--- START Supplied material ---

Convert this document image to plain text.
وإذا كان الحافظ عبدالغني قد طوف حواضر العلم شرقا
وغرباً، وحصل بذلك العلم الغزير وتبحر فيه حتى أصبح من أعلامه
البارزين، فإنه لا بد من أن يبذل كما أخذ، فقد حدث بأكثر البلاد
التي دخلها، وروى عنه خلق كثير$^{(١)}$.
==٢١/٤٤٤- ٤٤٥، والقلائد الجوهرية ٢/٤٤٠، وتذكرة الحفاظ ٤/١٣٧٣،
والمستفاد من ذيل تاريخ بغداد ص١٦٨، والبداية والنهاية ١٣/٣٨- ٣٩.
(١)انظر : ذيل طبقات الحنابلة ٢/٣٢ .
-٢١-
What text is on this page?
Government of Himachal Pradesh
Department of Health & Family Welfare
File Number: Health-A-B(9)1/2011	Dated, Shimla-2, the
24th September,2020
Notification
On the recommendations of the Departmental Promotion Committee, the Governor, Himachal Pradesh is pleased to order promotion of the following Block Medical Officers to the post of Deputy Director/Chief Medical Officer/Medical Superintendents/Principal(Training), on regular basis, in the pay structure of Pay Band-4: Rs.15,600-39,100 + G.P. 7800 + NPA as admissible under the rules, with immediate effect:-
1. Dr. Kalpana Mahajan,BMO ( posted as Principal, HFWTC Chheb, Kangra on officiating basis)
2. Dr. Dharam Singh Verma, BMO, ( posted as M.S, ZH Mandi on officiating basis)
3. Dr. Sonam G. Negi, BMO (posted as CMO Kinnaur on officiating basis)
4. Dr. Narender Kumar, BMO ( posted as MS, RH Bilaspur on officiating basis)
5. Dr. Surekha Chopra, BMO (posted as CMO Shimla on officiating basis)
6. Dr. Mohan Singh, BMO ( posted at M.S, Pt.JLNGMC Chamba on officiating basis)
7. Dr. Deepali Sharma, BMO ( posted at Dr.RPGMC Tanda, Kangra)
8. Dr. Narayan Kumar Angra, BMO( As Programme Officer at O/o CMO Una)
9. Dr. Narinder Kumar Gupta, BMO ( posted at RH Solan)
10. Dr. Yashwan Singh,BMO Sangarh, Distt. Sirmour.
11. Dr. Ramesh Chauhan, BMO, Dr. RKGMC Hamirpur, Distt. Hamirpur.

--- END Supplied material ---

• _Problem_:
Return all of the entries word for word.

• _Answer to this task_:
Convert this document image to plain text.
وإذا كان الحافظ عبدالغني قد طوف حواضر العلم شرقا
وغرباً، وحصل بذلك العلم الغزير وتبحر فيه حتى أصبح من أعلامه
البارزين، فإنه لا بد من أن يبذل كما أخذ، فقد حدث بأكثر البلاد
التي دخلها، وروى عنه خلق كثير$^{(١)}$.
==٢١/٤٤٤- ٤٤٥، والقلائد الجوهرية ٢/٤٤٠، وتذكرة الحفاظ ٤/١٣٧٣،
والمستفاد من ذيل تاريخ بغداد ص١٦٨، والبداية والنهاية ١٣/٣٨- ٣٩.
(١)انظر : ذيل طبقات الحنابلة ٢/٣٢ .
-٢١-
What text is on this page?
Government of Himachal Pradesh
Department of Health & Family Welfare
File Number: Health-A-B(9)1/2011	Dated, Shimla-2, the
24th September,2020
Notification
On the recommendations of the Departmental Promotion Committee, the Governor, Himachal Pradesh is pleased to order promotion of the following Block Medical Officers to the post of Deputy Director/Chief Medical Officer/Medical Superintendents/Principal(Training), on regular basis, in the pay structure of Pay Band-4: Rs.15,600-39,100 + G.P. 7800 + NPA as admissible under the rules, with immediate effect:-
1. Dr. Kalpana Mahajan,BMO ( posted as Principal, HFWTC Chheb, Kangra on officiating basis)
2. Dr. Dharam Singh Verma, BMO, ( posted as M.S, ZH Mandi on officiating basis)
3. Dr. Sonam G. Negi, BMO (posted as CMO Kinnaur on officiating basis)
4. Dr. Narender Kumar, BMO ( posted as MS, RH Bilaspur on officiating basis)
5. Dr. Surekha Chopra, BMO (posted as CMO Shimla on officiating basis)
6. Dr. Mohan Singh, BMO ( posted at M.S, Pt.JLNGMC Chamba on officiating basis)
7. Dr. Deepali Sharma, BMO ( posted at Dr.RPGMC Tanda, Kangra)
8. Dr. Narayan Kumar Angra, BMO( As Programme Officer at O/o CMO Una)
9. Dr. Narinder Kumar Gupta, BMO ( posted at RH Solan)
10. Dr. Yashwan Singh,BMO Sangarh, Distt. Sirmour.
11. Dr. Ramesh Chauhan, BMO, Dr. RKGMC Hamirpur, Distt. Hamirpur.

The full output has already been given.